Records for the exercise:

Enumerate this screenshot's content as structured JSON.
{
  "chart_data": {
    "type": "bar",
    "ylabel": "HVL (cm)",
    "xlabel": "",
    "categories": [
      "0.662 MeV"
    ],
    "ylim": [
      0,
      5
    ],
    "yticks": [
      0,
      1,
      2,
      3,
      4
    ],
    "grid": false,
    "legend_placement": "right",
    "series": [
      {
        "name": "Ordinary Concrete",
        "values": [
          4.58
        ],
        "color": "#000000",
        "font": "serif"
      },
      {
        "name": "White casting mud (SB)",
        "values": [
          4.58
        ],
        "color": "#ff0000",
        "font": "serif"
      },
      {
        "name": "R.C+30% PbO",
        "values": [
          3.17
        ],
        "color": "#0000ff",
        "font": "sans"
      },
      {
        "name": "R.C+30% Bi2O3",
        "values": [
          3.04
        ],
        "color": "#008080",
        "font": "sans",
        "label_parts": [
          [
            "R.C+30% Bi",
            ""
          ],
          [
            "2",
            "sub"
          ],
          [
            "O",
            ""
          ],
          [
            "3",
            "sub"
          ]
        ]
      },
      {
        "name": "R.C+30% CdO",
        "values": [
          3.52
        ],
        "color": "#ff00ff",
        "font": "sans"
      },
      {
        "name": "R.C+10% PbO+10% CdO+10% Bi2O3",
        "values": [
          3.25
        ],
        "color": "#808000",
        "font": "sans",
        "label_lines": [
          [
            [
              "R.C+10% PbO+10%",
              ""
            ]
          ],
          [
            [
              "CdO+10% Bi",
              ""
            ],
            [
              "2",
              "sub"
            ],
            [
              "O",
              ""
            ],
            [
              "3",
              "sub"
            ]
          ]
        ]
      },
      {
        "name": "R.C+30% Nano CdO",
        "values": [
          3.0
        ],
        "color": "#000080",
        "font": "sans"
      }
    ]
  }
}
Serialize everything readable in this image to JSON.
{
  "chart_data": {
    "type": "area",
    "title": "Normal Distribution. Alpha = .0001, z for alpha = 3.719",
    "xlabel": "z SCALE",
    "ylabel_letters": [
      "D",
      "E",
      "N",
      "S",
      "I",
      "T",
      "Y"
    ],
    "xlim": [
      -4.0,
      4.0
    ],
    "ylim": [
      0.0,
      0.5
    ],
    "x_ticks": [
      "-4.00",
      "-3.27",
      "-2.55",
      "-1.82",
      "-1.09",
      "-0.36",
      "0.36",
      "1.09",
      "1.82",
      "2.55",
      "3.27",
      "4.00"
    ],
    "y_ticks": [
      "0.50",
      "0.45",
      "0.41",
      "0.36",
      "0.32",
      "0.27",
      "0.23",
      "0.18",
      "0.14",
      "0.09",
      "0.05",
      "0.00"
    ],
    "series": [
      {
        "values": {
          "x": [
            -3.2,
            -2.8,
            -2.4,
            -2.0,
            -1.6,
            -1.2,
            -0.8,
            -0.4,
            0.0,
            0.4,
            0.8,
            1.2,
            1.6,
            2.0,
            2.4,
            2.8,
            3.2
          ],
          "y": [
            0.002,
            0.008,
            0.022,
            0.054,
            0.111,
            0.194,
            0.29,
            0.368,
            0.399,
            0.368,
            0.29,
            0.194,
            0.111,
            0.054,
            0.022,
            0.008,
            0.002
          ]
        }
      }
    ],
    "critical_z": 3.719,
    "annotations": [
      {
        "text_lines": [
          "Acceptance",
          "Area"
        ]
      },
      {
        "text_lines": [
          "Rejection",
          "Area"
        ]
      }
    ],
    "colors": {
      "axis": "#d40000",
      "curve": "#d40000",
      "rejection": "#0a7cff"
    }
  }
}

Task objective: Find the line that contains "Serialize everything readable". Repeat it and every line after it, exactly as written, up to and including the last line of the records above.

Answer to this exercise:
Serialize everything readable in this image to JSON.
{
  "chart_data": {
    "type": "area",
    "title": "Normal Distribution. Alpha = .0001, z for alpha = 3.719",
    "xlabel": "z SCALE",
    "ylabel_letters": [
      "D",
      "E",
      "N",
      "S",
      "I",
      "T",
      "Y"
    ],
    "xlim": [
      -4.0,
      4.0
    ],
    "ylim": [
      0.0,
      0.5
    ],
    "x_ticks": [
      "-4.00",
      "-3.27",
      "-2.55",
      "-1.82",
      "-1.09",
      "-0.36",
      "0.36",
      "1.09",
      "1.82",
      "2.55",
      "3.27",
      "4.00"
    ],
    "y_ticks": [
      "0.50",
      "0.45",
      "0.41",
      "0.36",
      "0.32",
      "0.27",
      "0.23",
      "0.18",
      "0.14",
      "0.09",
      "0.05",
      "0.00"
    ],
    "series": [
      {
        "values": {
          "x": [
            -3.2,
            -2.8,
            -2.4,
            -2.0,
            -1.6,
            -1.2,
            -0.8,
            -0.4,
            0.0,
            0.4,
            0.8,
            1.2,
            1.6,
            2.0,
            2.4,
            2.8,
            3.2
          ],
          "y": [
            0.002,
            0.008,
            0.022,
            0.054,
            0.111,
            0.194,
            0.29,
            0.368,
            0.399,
            0.368,
            0.29,
            0.194,
            0.111,
            0.054,
            0.022,
            0.008,
            0.002
          ]
        }
      }
    ],
    "critical_z": 3.719,
    "annotations": [
      {
        "text_lines": [
          "Acceptance",
          "Area"
        ]
      },
      {
        "text_lines": [
          "Rejection",
          "Area"
        ]
      }
    ],
    "colors": {
      "axis": "#d40000",
      "curve": "#d40000",
      "rejection": "#0a7cff"
    }
  }
}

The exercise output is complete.